- [Stated task] Extract every line of the entries below verbatim, leaving nothing out and changing nothing.

- [Dataset records]
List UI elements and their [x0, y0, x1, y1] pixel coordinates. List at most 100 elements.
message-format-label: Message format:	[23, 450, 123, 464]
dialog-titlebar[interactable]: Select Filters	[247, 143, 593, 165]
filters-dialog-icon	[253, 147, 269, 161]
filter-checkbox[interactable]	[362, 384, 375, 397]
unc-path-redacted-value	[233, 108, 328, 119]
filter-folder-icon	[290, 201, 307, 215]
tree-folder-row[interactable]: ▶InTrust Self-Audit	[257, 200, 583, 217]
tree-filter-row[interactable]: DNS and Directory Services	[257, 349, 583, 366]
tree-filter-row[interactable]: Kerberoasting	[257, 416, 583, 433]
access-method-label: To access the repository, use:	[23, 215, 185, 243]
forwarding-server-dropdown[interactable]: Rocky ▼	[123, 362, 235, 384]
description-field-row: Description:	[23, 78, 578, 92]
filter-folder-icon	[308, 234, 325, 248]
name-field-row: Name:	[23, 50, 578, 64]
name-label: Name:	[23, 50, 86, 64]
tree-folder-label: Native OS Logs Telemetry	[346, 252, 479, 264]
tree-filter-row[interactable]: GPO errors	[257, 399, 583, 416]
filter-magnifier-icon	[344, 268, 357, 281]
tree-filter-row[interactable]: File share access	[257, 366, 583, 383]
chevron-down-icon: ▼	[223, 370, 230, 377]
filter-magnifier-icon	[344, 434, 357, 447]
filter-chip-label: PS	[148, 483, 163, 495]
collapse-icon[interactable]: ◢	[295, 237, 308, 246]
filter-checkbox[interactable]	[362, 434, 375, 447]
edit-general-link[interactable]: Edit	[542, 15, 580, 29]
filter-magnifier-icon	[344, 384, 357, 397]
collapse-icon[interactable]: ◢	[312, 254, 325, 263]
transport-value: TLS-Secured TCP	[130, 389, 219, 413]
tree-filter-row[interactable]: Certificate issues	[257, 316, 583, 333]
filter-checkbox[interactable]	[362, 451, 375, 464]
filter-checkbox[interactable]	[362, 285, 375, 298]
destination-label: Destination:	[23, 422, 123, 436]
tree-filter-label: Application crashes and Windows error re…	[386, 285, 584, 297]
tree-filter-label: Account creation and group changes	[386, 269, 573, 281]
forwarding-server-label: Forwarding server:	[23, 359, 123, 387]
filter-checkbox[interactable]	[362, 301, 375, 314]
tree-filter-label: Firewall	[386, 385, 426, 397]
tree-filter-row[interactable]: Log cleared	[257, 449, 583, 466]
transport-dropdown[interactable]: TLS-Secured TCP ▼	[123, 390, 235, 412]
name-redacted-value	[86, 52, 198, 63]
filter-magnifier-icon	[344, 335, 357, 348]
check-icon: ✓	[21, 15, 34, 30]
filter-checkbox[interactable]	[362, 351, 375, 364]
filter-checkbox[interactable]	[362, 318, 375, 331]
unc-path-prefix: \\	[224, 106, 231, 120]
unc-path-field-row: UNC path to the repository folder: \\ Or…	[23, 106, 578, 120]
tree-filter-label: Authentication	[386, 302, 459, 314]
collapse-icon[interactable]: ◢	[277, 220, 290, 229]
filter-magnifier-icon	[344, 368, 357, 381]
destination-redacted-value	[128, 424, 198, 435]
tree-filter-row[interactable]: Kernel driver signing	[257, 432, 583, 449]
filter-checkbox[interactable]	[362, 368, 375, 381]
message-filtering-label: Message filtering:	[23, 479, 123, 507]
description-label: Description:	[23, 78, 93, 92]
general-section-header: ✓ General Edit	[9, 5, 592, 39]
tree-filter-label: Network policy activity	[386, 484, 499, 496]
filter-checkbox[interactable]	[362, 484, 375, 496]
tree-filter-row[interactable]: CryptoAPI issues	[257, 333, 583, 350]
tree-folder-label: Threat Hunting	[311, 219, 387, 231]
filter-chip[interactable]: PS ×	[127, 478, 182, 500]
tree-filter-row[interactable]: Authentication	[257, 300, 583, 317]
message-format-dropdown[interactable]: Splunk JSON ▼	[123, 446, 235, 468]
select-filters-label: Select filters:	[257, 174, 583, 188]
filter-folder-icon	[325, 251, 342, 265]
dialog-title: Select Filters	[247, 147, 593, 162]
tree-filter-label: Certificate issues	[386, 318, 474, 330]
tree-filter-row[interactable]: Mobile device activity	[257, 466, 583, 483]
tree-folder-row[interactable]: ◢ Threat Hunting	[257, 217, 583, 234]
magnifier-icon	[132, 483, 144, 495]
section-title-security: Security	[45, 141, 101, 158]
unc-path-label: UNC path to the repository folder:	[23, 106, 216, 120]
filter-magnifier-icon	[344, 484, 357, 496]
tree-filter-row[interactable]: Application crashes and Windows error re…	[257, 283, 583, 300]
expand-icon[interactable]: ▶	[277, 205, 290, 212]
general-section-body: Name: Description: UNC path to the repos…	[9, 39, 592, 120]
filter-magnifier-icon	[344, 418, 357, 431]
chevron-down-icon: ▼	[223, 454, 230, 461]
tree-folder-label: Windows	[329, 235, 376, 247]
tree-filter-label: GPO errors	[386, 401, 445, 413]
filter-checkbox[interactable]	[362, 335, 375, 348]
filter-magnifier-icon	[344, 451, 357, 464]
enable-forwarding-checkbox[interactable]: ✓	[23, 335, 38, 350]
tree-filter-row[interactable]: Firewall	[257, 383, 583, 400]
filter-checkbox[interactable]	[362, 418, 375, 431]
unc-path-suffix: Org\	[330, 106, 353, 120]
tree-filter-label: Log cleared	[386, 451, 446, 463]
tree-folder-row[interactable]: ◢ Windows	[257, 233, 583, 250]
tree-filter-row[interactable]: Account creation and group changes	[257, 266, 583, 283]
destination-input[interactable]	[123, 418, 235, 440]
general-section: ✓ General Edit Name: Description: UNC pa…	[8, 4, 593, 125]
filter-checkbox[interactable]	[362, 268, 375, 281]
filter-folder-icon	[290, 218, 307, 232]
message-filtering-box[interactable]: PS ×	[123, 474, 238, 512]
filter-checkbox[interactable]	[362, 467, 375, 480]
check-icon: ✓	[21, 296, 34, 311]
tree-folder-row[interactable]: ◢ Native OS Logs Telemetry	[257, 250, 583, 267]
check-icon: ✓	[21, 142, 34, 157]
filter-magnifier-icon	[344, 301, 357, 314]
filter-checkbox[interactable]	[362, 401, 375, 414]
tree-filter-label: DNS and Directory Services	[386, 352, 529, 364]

- [Solution to this task]
List UI elements and their [x0, y0, x1, y1] pixel coordinates. List at most 100 elements.
message-format-label: Message format:	[23, 450, 123, 464]
dialog-titlebar[interactable]: Select Filters	[247, 143, 593, 165]
filters-dialog-icon	[253, 147, 269, 161]
filter-checkbox[interactable]	[362, 384, 375, 397]
unc-path-redacted-value	[233, 108, 328, 119]
filter-folder-icon	[290, 201, 307, 215]
tree-folder-row[interactable]: ▶InTrust Self-Audit	[257, 200, 583, 217]
tree-filter-row[interactable]: DNS and Directory Services	[257, 349, 583, 366]
tree-filter-row[interactable]: Kerberoasting	[257, 416, 583, 433]
access-method-label: To access the repository, use:	[23, 215, 185, 243]
forwarding-server-dropdown[interactable]: Rocky ▼	[123, 362, 235, 384]
description-field-row: Description:	[23, 78, 578, 92]
filter-folder-icon	[308, 234, 325, 248]
name-field-row: Name:	[23, 50, 578, 64]
name-label: Name:	[23, 50, 86, 64]
tree-folder-label: Native OS Logs Telemetry	[346, 252, 479, 264]
tree-filter-row[interactable]: GPO errors	[257, 399, 583, 416]
filter-magnifier-icon	[344, 268, 357, 281]
tree-filter-row[interactable]: File share access	[257, 366, 583, 383]
chevron-down-icon: ▼	[223, 370, 230, 377]
filter-magnifier-icon	[344, 434, 357, 447]
filter-chip-label: PS	[148, 483, 163, 495]
collapse-icon[interactable]: ◢	[295, 237, 308, 246]
filter-checkbox[interactable]	[362, 434, 375, 447]
edit-general-link[interactable]: Edit	[542, 15, 580, 29]
filter-magnifier-icon	[344, 384, 357, 397]
collapse-icon[interactable]: ◢	[312, 254, 325, 263]
transport-value: TLS-Secured TCP	[130, 389, 219, 413]
tree-filter-row[interactable]: Certificate issues	[257, 316, 583, 333]
filter-checkbox[interactable]	[362, 451, 375, 464]
filter-checkbox[interactable]	[362, 285, 375, 298]
destination-label: Destination:	[23, 422, 123, 436]
tree-filter-label: Application crashes and Windows error re…	[386, 285, 584, 297]
tree-filter-label: Account creation and group changes	[386, 269, 573, 281]
forwarding-server-label: Forwarding server:	[23, 359, 123, 387]
filter-checkbox[interactable]	[362, 301, 375, 314]
tree-filter-label: Firewall	[386, 385, 426, 397]
tree-filter-row[interactable]: Log cleared	[257, 449, 583, 466]
transport-dropdown[interactable]: TLS-Secured TCP ▼	[123, 390, 235, 412]
name-redacted-value	[86, 52, 198, 63]
filter-magnifier-icon	[344, 335, 357, 348]
check-icon: ✓	[21, 15, 34, 30]
filter-checkbox[interactable]	[362, 351, 375, 364]
filter-checkbox[interactable]	[362, 318, 375, 331]
unc-path-prefix: \\	[224, 106, 231, 120]
unc-path-field-row: UNC path to the repository folder: \\ Or…	[23, 106, 578, 120]
tree-filter-label: Authentication	[386, 302, 459, 314]
collapse-icon[interactable]: ◢	[277, 220, 290, 229]
filter-magnifier-icon	[344, 368, 357, 381]
destination-redacted-value	[128, 424, 198, 435]
tree-filter-row[interactable]: Kernel driver signing	[257, 432, 583, 449]
filter-checkbox[interactable]	[362, 368, 375, 381]
message-filtering-label: Message filtering:	[23, 479, 123, 507]
description-label: Description:	[23, 78, 93, 92]
general-section-header: ✓ General Edit	[9, 5, 592, 39]
tree-filter-label: Network policy activity	[386, 484, 499, 496]
filter-checkbox[interactable]	[362, 484, 375, 496]
tree-filter-row[interactable]: CryptoAPI issues	[257, 333, 583, 350]
tree-folder-label: Threat Hunting	[311, 219, 387, 231]
filter-chip[interactable]: PS ×	[127, 478, 182, 500]
tree-filter-row[interactable]: Authentication	[257, 300, 583, 317]
message-format-dropdown[interactable]: Splunk JSON ▼	[123, 446, 235, 468]
select-filters-label: Select filters:	[257, 174, 583, 188]
filter-folder-icon	[325, 251, 342, 265]
dialog-title: Select Filters	[247, 147, 593, 162]
tree-filter-label: Certificate issues	[386, 318, 474, 330]
tree-filter-row[interactable]: Mobile device activity	[257, 466, 583, 483]
tree-folder-row[interactable]: ◢ Threat Hunting	[257, 217, 583, 234]
magnifier-icon	[132, 483, 144, 495]
section-title-security: Security	[45, 141, 101, 158]
unc-path-label: UNC path to the repository folder:	[23, 106, 216, 120]
filter-magnifier-icon	[344, 484, 357, 496]
tree-filter-row[interactable]: Application crashes and Windows error re…	[257, 283, 583, 300]
expand-icon[interactable]: ▶	[277, 205, 290, 212]
general-section-body: Name: Description: UNC path to the repos…	[9, 39, 592, 120]
filter-magnifier-icon	[344, 418, 357, 431]
chevron-down-icon: ▼	[223, 454, 230, 461]
tree-folder-label: Windows	[329, 235, 376, 247]
tree-filter-label: GPO errors	[386, 401, 445, 413]
filter-checkbox[interactable]	[362, 335, 375, 348]
filter-magnifier-icon	[344, 451, 357, 464]
enable-forwarding-checkbox[interactable]: ✓	[23, 335, 38, 350]
tree-filter-row[interactable]: Firewall	[257, 383, 583, 400]
filter-checkbox[interactable]	[362, 418, 375, 431]
unc-path-suffix: Org\	[330, 106, 353, 120]
tree-filter-label: Log cleared	[386, 451, 446, 463]
tree-folder-row[interactable]: ◢ Windows	[257, 233, 583, 250]
tree-filter-row[interactable]: Account creation and group changes	[257, 266, 583, 283]
destination-input[interactable]	[123, 418, 235, 440]
general-section: ✓ General Edit Name: Description: UNC pa…	[8, 4, 593, 125]
filter-checkbox[interactable]	[362, 268, 375, 281]
filter-folder-icon	[290, 218, 307, 232]
message-filtering-box[interactable]: PS ×	[123, 474, 238, 512]
filter-checkbox[interactable]	[362, 467, 375, 480]
check-icon: ✓	[21, 296, 34, 311]
tree-folder-row[interactable]: ◢ Native OS Logs Telemetry	[257, 250, 583, 267]
check-icon: ✓	[21, 142, 34, 157]
filter-magnifier-icon	[344, 301, 357, 314]
filter-checkbox[interactable]	[362, 401, 375, 414]
tree-filter-label: DNS and Directory Services	[386, 352, 529, 364]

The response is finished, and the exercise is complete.